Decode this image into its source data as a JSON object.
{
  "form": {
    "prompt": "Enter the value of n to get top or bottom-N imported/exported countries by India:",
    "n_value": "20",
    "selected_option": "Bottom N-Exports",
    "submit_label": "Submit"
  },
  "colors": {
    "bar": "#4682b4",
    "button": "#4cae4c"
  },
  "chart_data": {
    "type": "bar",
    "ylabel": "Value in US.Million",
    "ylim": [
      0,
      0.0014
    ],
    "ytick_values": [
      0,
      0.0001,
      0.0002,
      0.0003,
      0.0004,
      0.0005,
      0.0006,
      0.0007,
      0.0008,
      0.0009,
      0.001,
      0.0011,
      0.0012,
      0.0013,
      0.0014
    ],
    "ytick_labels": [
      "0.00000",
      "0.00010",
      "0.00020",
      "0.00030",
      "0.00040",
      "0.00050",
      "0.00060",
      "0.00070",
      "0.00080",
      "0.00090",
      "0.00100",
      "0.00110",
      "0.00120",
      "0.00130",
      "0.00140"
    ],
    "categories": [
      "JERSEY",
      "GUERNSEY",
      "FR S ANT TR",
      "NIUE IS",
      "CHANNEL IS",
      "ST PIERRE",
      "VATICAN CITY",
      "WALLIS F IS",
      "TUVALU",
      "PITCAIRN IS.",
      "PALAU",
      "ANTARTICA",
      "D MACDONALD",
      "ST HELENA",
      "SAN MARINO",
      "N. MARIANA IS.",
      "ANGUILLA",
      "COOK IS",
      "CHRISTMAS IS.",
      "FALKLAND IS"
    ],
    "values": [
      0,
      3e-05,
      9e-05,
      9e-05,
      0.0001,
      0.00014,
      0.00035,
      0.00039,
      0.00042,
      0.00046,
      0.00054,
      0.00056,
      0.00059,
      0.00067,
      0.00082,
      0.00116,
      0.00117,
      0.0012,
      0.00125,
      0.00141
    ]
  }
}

------------------------------------------------------------------------

=== WHAT IS EXPECTED ===
Output an exact copy of each record.

=== RESPONSE FOR THIS EXERCISE ===
Decode this image into its source data as a JSON object.
{
  "form": {
    "prompt": "Enter the value of n to get top or bottom-N imported/exported countries by India:",
    "n_value": "20",
    "selected_option": "Bottom N-Exports",
    "submit_label": "Submit"
  },
  "colors": {
    "bar": "#4682b4",
    "button": "#4cae4c"
  },
  "chart_data": {
    "type": "bar",
    "ylabel": "Value in US.Million",
    "ylim": [
      0,
      0.0014
    ],
    "ytick_values": [
      0,
      0.0001,
      0.0002,
      0.0003,
      0.0004,
      0.0005,
      0.0006,
      0.0007,
      0.0008,
      0.0009,
      0.001,
      0.0011,
      0.0012,
      0.0013,
      0.0014
    ],
    "ytick_labels": [
      "0.00000",
      "0.00010",
      "0.00020",
      "0.00030",
      "0.00040",
      "0.00050",
      "0.00060",
      "0.00070",
      "0.00080",
      "0.00090",
      "0.00100",
      "0.00110",
      "0.00120",
      "0.00130",
      "0.00140"
    ],
    "categories": [
      "JERSEY",
      "GUERNSEY",
      "FR S ANT TR",
      "NIUE IS",
      "CHANNEL IS",
      "ST PIERRE",
      "VATICAN CITY",
      "WALLIS F IS",
      "TUVALU",
      "PITCAIRN IS.",
      "PALAU",
      "ANTARTICA",
      "D MACDONALD",
      "ST HELENA",
      "SAN MARINO",
      "N. MARIANA IS.",
      "ANGUILLA",
      "COOK IS",
      "CHRISTMAS IS.",
      "FALKLAND IS"
    ],
    "values": [
      0,
      3e-05,
      9e-05,
      9e-05,
      0.0001,
      0.00014,
      0.00035,
      0.00039,
      0.00042,
      0.00046,
      0.00054,
      0.00056,
      0.00059,
      0.00067,
      0.00082,
      0.00116,
      0.00117,
      0.0012,
      0.00125,
      0.00141
    ]
  }
}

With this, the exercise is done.